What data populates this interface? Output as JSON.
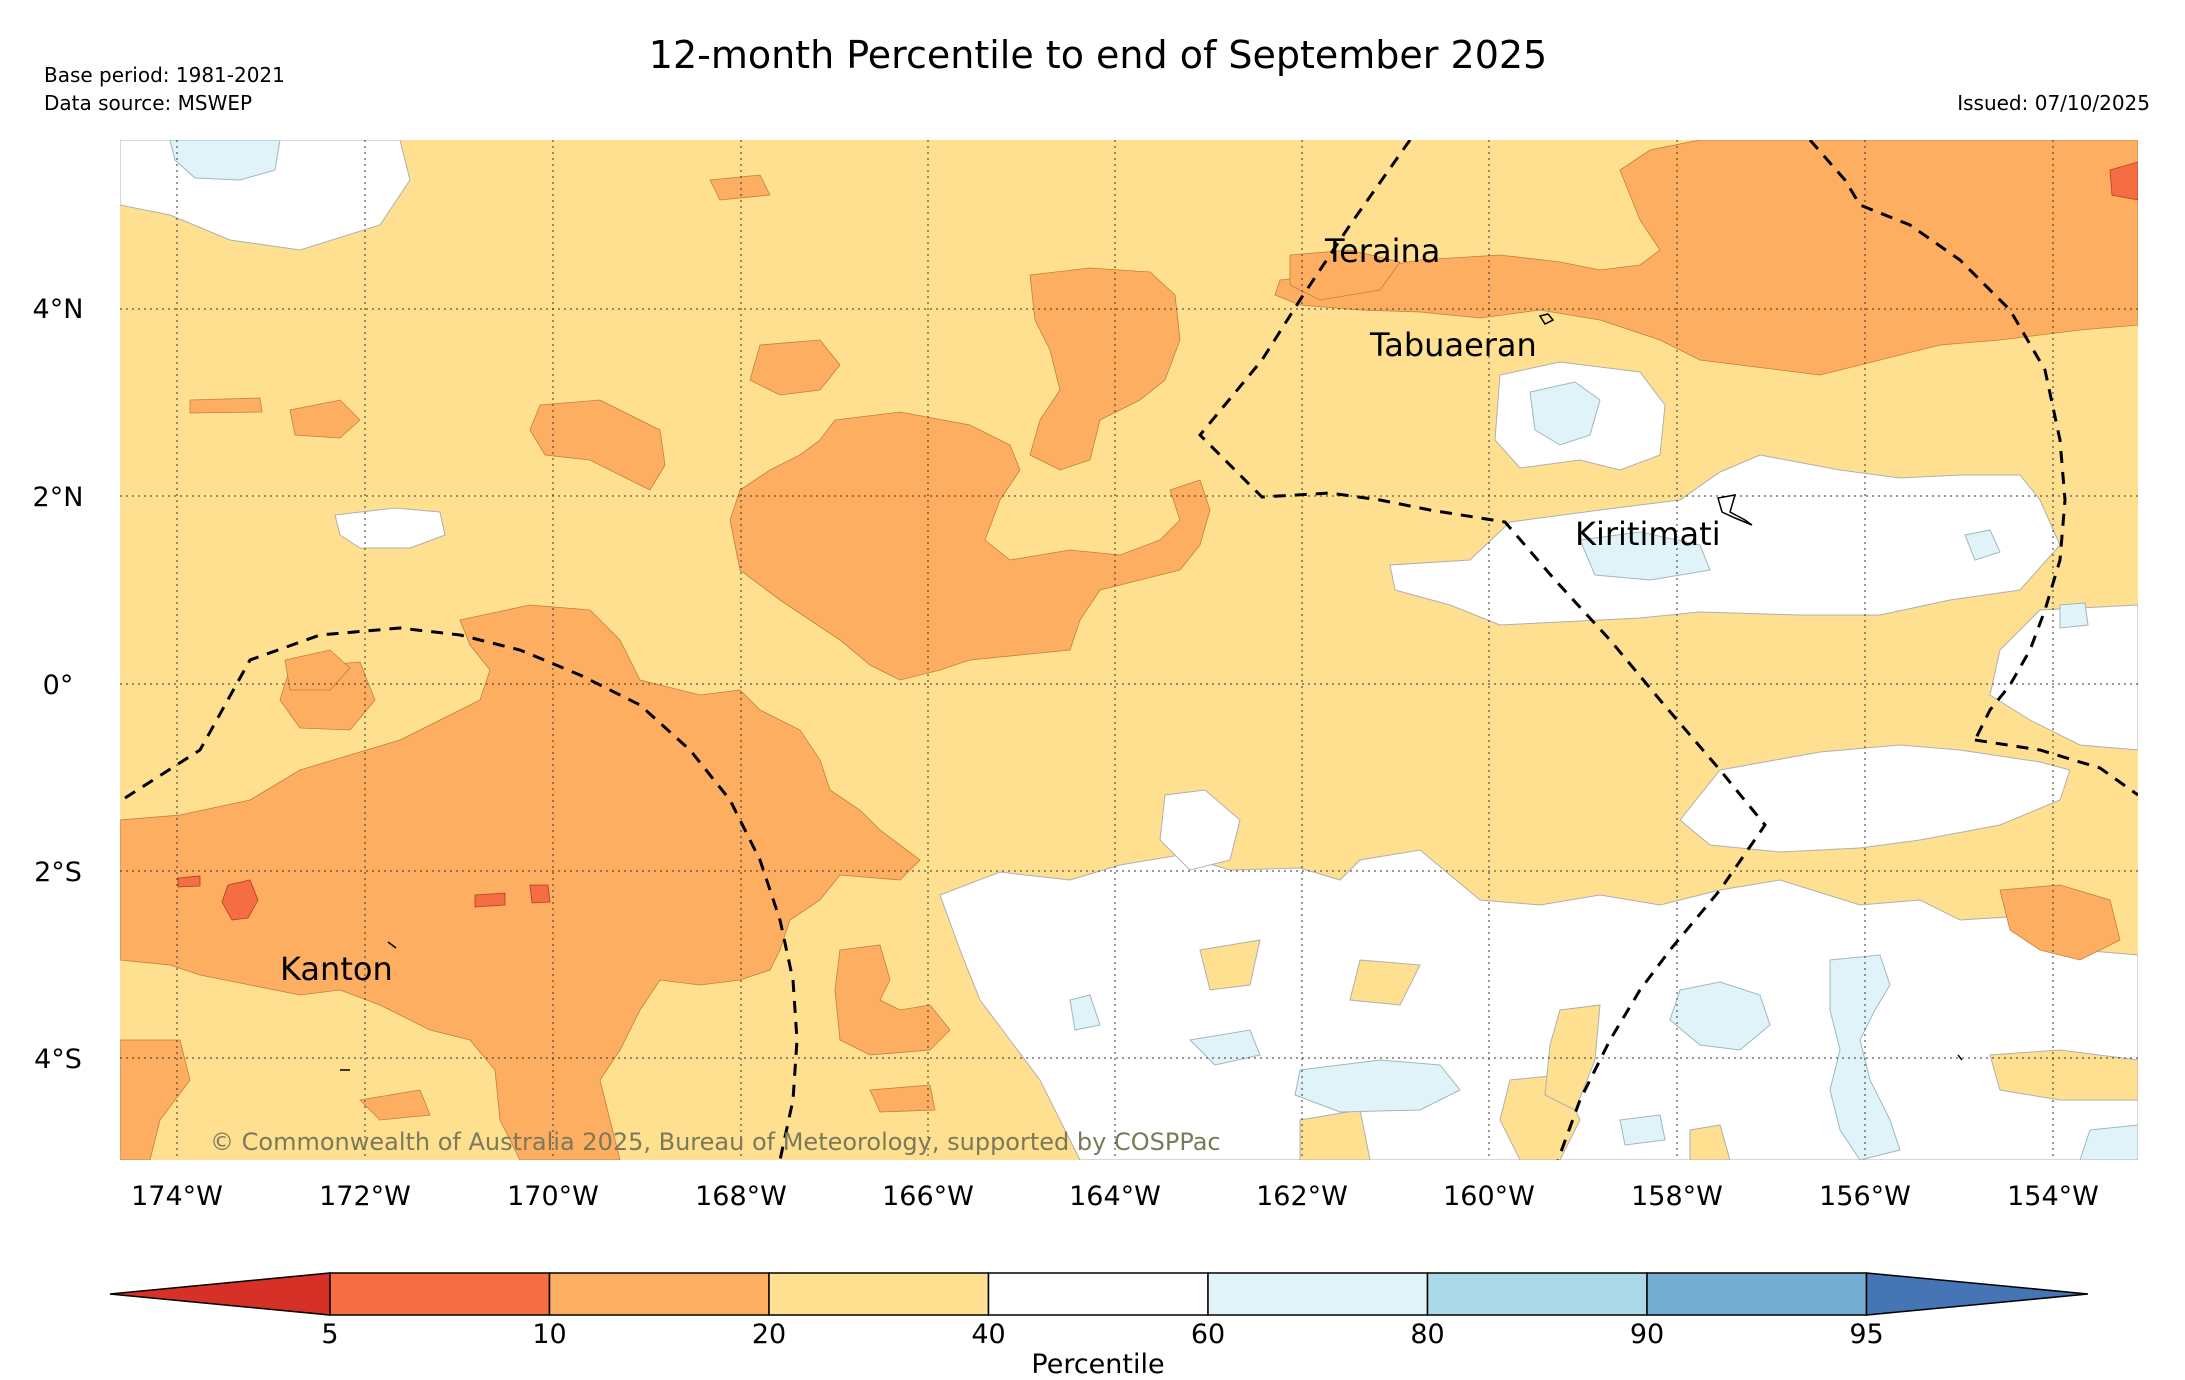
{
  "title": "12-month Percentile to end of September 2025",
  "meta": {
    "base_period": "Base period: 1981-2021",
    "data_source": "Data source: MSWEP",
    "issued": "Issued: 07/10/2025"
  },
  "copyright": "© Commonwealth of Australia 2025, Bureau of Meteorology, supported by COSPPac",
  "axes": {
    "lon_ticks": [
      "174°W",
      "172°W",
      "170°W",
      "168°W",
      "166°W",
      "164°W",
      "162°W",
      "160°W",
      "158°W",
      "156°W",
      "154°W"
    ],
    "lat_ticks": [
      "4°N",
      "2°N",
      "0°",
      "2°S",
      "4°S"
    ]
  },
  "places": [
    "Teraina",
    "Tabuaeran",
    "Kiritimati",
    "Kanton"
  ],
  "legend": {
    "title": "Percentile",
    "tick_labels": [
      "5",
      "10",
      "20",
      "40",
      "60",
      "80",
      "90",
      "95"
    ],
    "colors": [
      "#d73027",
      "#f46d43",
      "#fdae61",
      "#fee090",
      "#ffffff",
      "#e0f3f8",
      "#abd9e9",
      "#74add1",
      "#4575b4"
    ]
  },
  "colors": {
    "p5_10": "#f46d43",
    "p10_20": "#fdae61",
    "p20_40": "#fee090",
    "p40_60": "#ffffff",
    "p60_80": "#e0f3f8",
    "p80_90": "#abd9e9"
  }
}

• [To be done] All records must be output exactly as they are, except for the pictures, which are left out.

• [Solution for this task]
What data populates this interface? Output as JSON.
{
  "title": "12-month Percentile to end of September 2025",
  "meta": {
    "base_period": "Base period: 1981-2021",
    "data_source": "Data source: MSWEP",
    "issued": "Issued: 07/10/2025"
  },
  "copyright": "© Commonwealth of Australia 2025, Bureau of Meteorology, supported by COSPPac",
  "axes": {
    "lon_ticks": [
      "174°W",
      "172°W",
      "170°W",
      "168°W",
      "166°W",
      "164°W",
      "162°W",
      "160°W",
      "158°W",
      "156°W",
      "154°W"
    ],
    "lat_ticks": [
      "4°N",
      "2°N",
      "0°",
      "2°S",
      "4°S"
    ]
  },
  "places": [
    "Teraina",
    "Tabuaeran",
    "Kiritimati",
    "Kanton"
  ],
  "legend": {
    "title": "Percentile",
    "tick_labels": [
      "5",
      "10",
      "20",
      "40",
      "60",
      "80",
      "90",
      "95"
    ],
    "colors": [
      "#d73027",
      "#f46d43",
      "#fdae61",
      "#fee090",
      "#ffffff",
      "#e0f3f8",
      "#abd9e9",
      "#74add1",
      "#4575b4"
    ]
  },
  "colors": {
    "p5_10": "#f46d43",
    "p10_20": "#fdae61",
    "p20_40": "#fee090",
    "p40_60": "#ffffff",
    "p60_80": "#e0f3f8",
    "p80_90": "#abd9e9"
  }
}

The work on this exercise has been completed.